───── The data ─────
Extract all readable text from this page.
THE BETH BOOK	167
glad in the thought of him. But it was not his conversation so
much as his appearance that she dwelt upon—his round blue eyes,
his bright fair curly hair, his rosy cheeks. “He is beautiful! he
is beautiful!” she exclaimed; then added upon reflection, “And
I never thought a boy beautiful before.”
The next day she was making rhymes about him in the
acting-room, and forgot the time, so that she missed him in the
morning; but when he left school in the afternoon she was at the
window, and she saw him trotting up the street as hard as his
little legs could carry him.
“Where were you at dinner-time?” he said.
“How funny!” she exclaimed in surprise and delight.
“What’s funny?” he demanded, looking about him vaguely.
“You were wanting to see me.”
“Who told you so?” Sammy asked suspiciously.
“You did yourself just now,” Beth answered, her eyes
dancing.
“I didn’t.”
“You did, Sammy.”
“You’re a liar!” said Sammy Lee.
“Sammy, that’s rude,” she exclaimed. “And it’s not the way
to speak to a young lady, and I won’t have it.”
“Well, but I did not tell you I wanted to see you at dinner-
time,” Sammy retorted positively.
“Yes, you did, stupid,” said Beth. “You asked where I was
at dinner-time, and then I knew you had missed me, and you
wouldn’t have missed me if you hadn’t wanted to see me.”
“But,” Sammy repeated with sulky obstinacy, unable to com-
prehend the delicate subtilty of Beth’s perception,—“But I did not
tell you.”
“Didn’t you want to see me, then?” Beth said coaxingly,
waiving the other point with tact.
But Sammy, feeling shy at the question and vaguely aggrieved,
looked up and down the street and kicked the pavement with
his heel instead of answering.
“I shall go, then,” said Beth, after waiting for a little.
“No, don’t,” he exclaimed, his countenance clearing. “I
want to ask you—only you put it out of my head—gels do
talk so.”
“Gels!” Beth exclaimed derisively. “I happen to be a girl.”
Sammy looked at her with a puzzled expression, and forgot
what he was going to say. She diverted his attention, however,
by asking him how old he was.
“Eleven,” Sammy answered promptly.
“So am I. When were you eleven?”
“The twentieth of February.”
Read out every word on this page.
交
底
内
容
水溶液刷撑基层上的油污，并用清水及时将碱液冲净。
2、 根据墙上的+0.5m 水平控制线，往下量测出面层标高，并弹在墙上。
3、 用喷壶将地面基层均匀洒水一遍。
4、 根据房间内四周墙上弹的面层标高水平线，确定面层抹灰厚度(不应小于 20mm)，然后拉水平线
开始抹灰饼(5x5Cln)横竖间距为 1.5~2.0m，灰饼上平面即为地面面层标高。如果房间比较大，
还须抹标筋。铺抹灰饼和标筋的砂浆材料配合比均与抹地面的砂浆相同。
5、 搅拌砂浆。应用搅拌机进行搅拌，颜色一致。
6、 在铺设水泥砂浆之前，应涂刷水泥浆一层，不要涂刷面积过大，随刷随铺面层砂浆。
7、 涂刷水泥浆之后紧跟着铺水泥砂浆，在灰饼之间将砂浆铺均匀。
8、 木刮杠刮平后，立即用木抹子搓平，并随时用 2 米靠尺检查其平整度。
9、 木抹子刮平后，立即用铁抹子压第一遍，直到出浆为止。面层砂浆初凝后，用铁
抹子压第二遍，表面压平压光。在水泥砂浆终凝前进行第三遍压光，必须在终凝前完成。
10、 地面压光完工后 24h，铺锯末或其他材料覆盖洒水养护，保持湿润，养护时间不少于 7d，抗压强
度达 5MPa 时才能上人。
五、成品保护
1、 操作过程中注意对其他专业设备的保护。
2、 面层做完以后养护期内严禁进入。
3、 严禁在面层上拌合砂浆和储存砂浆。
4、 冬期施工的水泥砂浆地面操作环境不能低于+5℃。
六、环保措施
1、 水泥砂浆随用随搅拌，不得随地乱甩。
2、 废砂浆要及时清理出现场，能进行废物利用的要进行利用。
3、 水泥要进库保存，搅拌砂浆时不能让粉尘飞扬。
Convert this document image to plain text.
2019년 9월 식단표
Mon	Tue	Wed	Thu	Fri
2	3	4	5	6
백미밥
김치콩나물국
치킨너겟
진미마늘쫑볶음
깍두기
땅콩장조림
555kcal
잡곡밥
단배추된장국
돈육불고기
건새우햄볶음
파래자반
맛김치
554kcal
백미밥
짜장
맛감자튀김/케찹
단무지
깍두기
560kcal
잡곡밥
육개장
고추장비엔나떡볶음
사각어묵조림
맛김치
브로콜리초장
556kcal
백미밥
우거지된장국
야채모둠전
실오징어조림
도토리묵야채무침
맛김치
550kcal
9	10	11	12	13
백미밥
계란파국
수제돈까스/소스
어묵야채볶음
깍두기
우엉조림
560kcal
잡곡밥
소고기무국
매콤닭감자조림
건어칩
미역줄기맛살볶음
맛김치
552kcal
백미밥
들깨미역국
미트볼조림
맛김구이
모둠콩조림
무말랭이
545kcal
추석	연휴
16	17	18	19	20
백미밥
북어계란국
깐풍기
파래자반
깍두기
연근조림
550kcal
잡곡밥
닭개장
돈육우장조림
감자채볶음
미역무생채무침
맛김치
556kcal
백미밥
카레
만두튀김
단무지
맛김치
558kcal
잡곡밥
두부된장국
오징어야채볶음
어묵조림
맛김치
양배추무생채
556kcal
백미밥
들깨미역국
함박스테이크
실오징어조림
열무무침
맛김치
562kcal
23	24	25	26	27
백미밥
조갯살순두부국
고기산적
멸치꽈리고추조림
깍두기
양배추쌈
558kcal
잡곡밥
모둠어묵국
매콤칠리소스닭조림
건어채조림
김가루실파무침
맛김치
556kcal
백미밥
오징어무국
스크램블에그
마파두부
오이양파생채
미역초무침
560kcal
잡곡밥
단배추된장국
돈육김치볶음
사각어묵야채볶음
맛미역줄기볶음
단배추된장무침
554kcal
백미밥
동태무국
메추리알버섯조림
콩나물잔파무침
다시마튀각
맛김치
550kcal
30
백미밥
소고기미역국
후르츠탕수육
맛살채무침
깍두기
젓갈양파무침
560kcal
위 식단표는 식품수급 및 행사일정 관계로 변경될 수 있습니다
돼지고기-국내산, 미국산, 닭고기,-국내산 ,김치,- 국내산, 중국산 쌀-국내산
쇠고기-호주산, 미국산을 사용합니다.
─────
● **What to do**:
All of the entries must be quoted exactly; please include each one.

● **Full solution**:
Extract all readable text from this page.
THE BETH BOOK	167
glad in the thought of him. But it was not his conversation so
much as his appearance that she dwelt upon—his round blue eyes,
his bright fair curly hair, his rosy cheeks. “He is beautiful! he
is beautiful!” she exclaimed; then added upon reflection, “And
I never thought a boy beautiful before.”
The next day she was making rhymes about him in the
acting-room, and forgot the time, so that she missed him in the
morning; but when he left school in the afternoon she was at the
window, and she saw him trotting up the street as hard as his
little legs could carry him.
“Where were you at dinner-time?” he said.
“How funny!” she exclaimed in surprise and delight.
“What’s funny?” he demanded, looking about him vaguely.
“You were wanting to see me.”
“Who told you so?” Sammy asked suspiciously.
“You did yourself just now,” Beth answered, her eyes
dancing.
“I didn’t.”
“You did, Sammy.”
“You’re a liar!” said Sammy Lee.
“Sammy, that’s rude,” she exclaimed. “And it’s not the way
to speak to a young lady, and I won’t have it.”
“Well, but I did not tell you I wanted to see you at dinner-
time,” Sammy retorted positively.
“Yes, you did, stupid,” said Beth. “You asked where I was
at dinner-time, and then I knew you had missed me, and you
wouldn’t have missed me if you hadn’t wanted to see me.”
“But,” Sammy repeated with sulky obstinacy, unable to com-
prehend the delicate subtilty of Beth’s perception,—“But I did not
tell you.”
“Didn’t you want to see me, then?” Beth said coaxingly,
waiving the other point with tact.
But Sammy, feeling shy at the question and vaguely aggrieved,
looked up and down the street and kicked the pavement with
his heel instead of answering.
“I shall go, then,” said Beth, after waiting for a little.
“No, don’t,” he exclaimed, his countenance clearing. “I
want to ask you—only you put it out of my head—gels do
talk so.”
“Gels!” Beth exclaimed derisively. “I happen to be a girl.”
Sammy looked at her with a puzzled expression, and forgot
what he was going to say. She diverted his attention, however,
by asking him how old he was.
“Eleven,” Sammy answered promptly.
“So am I. When were you eleven?”
“The twentieth of February.”
Read out every word on this page.
交
底
内
容
水溶液刷撑基层上的油污，并用清水及时将碱液冲净。
2、 根据墙上的+0.5m 水平控制线，往下量测出面层标高，并弹在墙上。
3、 用喷壶将地面基层均匀洒水一遍。
4、 根据房间内四周墙上弹的面层标高水平线，确定面层抹灰厚度(不应小于 20mm)，然后拉水平线
开始抹灰饼(5x5Cln)横竖间距为 1.5~2.0m，灰饼上平面即为地面面层标高。如果房间比较大，
还须抹标筋。铺抹灰饼和标筋的砂浆材料配合比均与抹地面的砂浆相同。
5、 搅拌砂浆。应用搅拌机进行搅拌，颜色一致。
6、 在铺设水泥砂浆之前，应涂刷水泥浆一层，不要涂刷面积过大，随刷随铺面层砂浆。
7、 涂刷水泥浆之后紧跟着铺水泥砂浆，在灰饼之间将砂浆铺均匀。
8、 木刮杠刮平后，立即用木抹子搓平，并随时用 2 米靠尺检查其平整度。
9、 木抹子刮平后，立即用铁抹子压第一遍，直到出浆为止。面层砂浆初凝后，用铁
抹子压第二遍，表面压平压光。在水泥砂浆终凝前进行第三遍压光，必须在终凝前完成。
10、 地面压光完工后 24h，铺锯末或其他材料覆盖洒水养护，保持湿润，养护时间不少于 7d，抗压强
度达 5MPa 时才能上人。
五、成品保护
1、 操作过程中注意对其他专业设备的保护。
2、 面层做完以后养护期内严禁进入。
3、 严禁在面层上拌合砂浆和储存砂浆。
4、 冬期施工的水泥砂浆地面操作环境不能低于+5℃。
六、环保措施
1、 水泥砂浆随用随搅拌，不得随地乱甩。
2、 废砂浆要及时清理出现场，能进行废物利用的要进行利用。
3、 水泥要进库保存，搅拌砂浆时不能让粉尘飞扬。
Convert this document image to plain text.
2019년 9월 식단표
Mon	Tue	Wed	Thu	Fri
2	3	4	5	6
백미밥
김치콩나물국
치킨너겟
진미마늘쫑볶음
깍두기
땅콩장조림
555kcal
잡곡밥
단배추된장국
돈육불고기
건새우햄볶음
파래자반
맛김치
554kcal
백미밥
짜장
맛감자튀김/케찹
단무지
깍두기
560kcal
잡곡밥
육개장
고추장비엔나떡볶음
사각어묵조림
맛김치
브로콜리초장
556kcal
백미밥
우거지된장국
야채모둠전
실오징어조림
도토리묵야채무침
맛김치
550kcal
9	10	11	12	13
백미밥
계란파국
수제돈까스/소스
어묵야채볶음
깍두기
우엉조림
560kcal
잡곡밥
소고기무국
매콤닭감자조림
건어칩
미역줄기맛살볶음
맛김치
552kcal
백미밥
들깨미역국
미트볼조림
맛김구이
모둠콩조림
무말랭이
545kcal
추석	연휴
16	17	18	19	20
백미밥
북어계란국
깐풍기
파래자반
깍두기
연근조림
550kcal
잡곡밥
닭개장
돈육우장조림
감자채볶음
미역무생채무침
맛김치
556kcal
백미밥
카레
만두튀김
단무지
맛김치
558kcal
잡곡밥
두부된장국
오징어야채볶음
어묵조림
맛김치
양배추무생채
556kcal
백미밥
들깨미역국
함박스테이크
실오징어조림
열무무침
맛김치
562kcal
23	24	25	26	27
백미밥
조갯살순두부국
고기산적
멸치꽈리고추조림
깍두기
양배추쌈
558kcal
잡곡밥
모둠어묵국
매콤칠리소스닭조림
건어채조림
김가루실파무침
맛김치
556kcal
백미밥
오징어무국
스크램블에그
마파두부
오이양파생채
미역초무침
560kcal
잡곡밥
단배추된장국
돈육김치볶음
사각어묵야채볶음
맛미역줄기볶음
단배추된장무침
554kcal
백미밥
동태무국
메추리알버섯조림
콩나물잔파무침
다시마튀각
맛김치
550kcal
30
백미밥
소고기미역국
후르츠탕수육
맛살채무침
깍두기
젓갈양파무침
560kcal
위 식단표는 식품수급 및 행사일정 관계로 변경될 수 있습니다
돼지고기-국내산, 미국산, 닭고기,-국내산 ,김치,- 국내산, 중국산 쌀-국내산
쇠고기-호주산, 미국산을 사용합니다.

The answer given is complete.